--- START Rows ---

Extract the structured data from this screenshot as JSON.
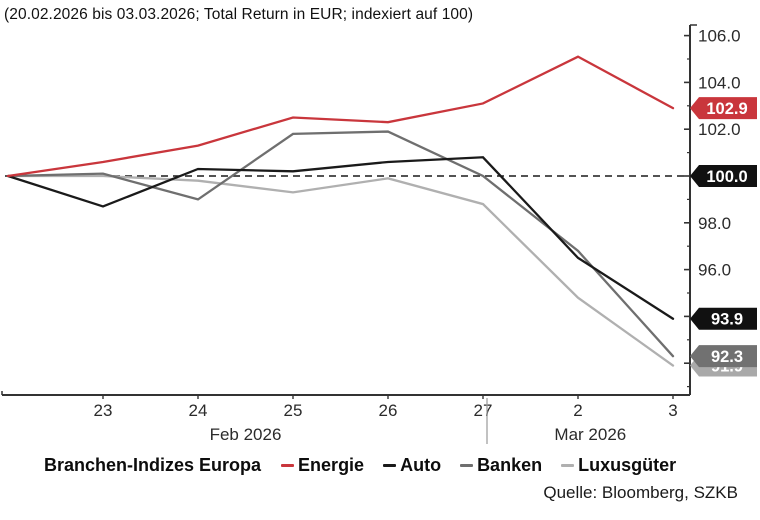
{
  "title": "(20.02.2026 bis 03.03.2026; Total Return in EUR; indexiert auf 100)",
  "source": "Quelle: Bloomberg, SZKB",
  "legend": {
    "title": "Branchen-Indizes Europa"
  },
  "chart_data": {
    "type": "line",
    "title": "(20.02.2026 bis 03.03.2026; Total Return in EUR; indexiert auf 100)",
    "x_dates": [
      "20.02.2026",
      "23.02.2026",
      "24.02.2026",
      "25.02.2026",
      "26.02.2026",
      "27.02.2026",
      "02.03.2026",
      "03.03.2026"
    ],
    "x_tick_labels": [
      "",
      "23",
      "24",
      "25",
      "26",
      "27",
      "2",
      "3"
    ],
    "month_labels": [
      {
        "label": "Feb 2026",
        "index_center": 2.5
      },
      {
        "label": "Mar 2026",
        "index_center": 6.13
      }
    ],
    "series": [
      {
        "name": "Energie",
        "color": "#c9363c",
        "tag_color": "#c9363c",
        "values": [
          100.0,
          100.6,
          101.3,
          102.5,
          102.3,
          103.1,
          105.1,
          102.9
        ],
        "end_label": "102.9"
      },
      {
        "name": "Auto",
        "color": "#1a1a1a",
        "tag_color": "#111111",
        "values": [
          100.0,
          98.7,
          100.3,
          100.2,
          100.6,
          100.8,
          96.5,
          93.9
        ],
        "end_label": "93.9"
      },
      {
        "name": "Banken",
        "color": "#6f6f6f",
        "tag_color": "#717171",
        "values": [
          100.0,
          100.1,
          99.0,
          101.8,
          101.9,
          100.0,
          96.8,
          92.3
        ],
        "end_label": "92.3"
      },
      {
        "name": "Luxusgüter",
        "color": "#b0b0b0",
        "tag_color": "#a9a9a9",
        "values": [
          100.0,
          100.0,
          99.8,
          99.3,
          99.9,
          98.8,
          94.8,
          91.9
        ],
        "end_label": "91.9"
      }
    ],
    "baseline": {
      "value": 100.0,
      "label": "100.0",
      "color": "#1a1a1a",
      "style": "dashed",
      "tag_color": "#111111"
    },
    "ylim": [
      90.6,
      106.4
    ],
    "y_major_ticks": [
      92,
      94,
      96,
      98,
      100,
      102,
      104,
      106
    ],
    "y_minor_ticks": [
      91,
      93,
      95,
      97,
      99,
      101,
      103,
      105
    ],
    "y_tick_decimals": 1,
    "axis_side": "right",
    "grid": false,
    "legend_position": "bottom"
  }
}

--- END Rows ---

■ Your goal ■
Leave out the pictures and give the rest of the records again exactly.

■ The result ■
Extract the structured data from this screenshot as JSON.
{
  "title": "(20.02.2026 bis 03.03.2026; Total Return in EUR; indexiert auf 100)",
  "source": "Quelle: Bloomberg, SZKB",
  "legend": {
    "title": "Branchen-Indizes Europa"
  },
  "chart_data": {
    "type": "line",
    "title": "(20.02.2026 bis 03.03.2026; Total Return in EUR; indexiert auf 100)",
    "x_dates": [
      "20.02.2026",
      "23.02.2026",
      "24.02.2026",
      "25.02.2026",
      "26.02.2026",
      "27.02.2026",
      "02.03.2026",
      "03.03.2026"
    ],
    "x_tick_labels": [
      "",
      "23",
      "24",
      "25",
      "26",
      "27",
      "2",
      "3"
    ],
    "month_labels": [
      {
        "label": "Feb 2026",
        "index_center": 2.5
      },
      {
        "label": "Mar 2026",
        "index_center": 6.13
      }
    ],
    "series": [
      {
        "name": "Energie",
        "color": "#c9363c",
        "tag_color": "#c9363c",
        "values": [
          100.0,
          100.6,
          101.3,
          102.5,
          102.3,
          103.1,
          105.1,
          102.9
        ],
        "end_label": "102.9"
      },
      {
        "name": "Auto",
        "color": "#1a1a1a",
        "tag_color": "#111111",
        "values": [
          100.0,
          98.7,
          100.3,
          100.2,
          100.6,
          100.8,
          96.5,
          93.9
        ],
        "end_label": "93.9"
      },
      {
        "name": "Banken",
        "color": "#6f6f6f",
        "tag_color": "#717171",
        "values": [
          100.0,
          100.1,
          99.0,
          101.8,
          101.9,
          100.0,
          96.8,
          92.3
        ],
        "end_label": "92.3"
      },
      {
        "name": "Luxusgüter",
        "color": "#b0b0b0",
        "tag_color": "#a9a9a9",
        "values": [
          100.0,
          100.0,
          99.8,
          99.3,
          99.9,
          98.8,
          94.8,
          91.9
        ],
        "end_label": "91.9"
      }
    ],
    "baseline": {
      "value": 100.0,
      "label": "100.0",
      "color": "#1a1a1a",
      "style": "dashed",
      "tag_color": "#111111"
    },
    "ylim": [
      90.6,
      106.4
    ],
    "y_major_ticks": [
      92,
      94,
      96,
      98,
      100,
      102,
      104,
      106
    ],
    "y_minor_ticks": [
      91,
      93,
      95,
      97,
      99,
      101,
      103,
      105
    ],
    "y_tick_decimals": 1,
    "axis_side": "right",
    "grid": false,
    "legend_position": "bottom"
  }
}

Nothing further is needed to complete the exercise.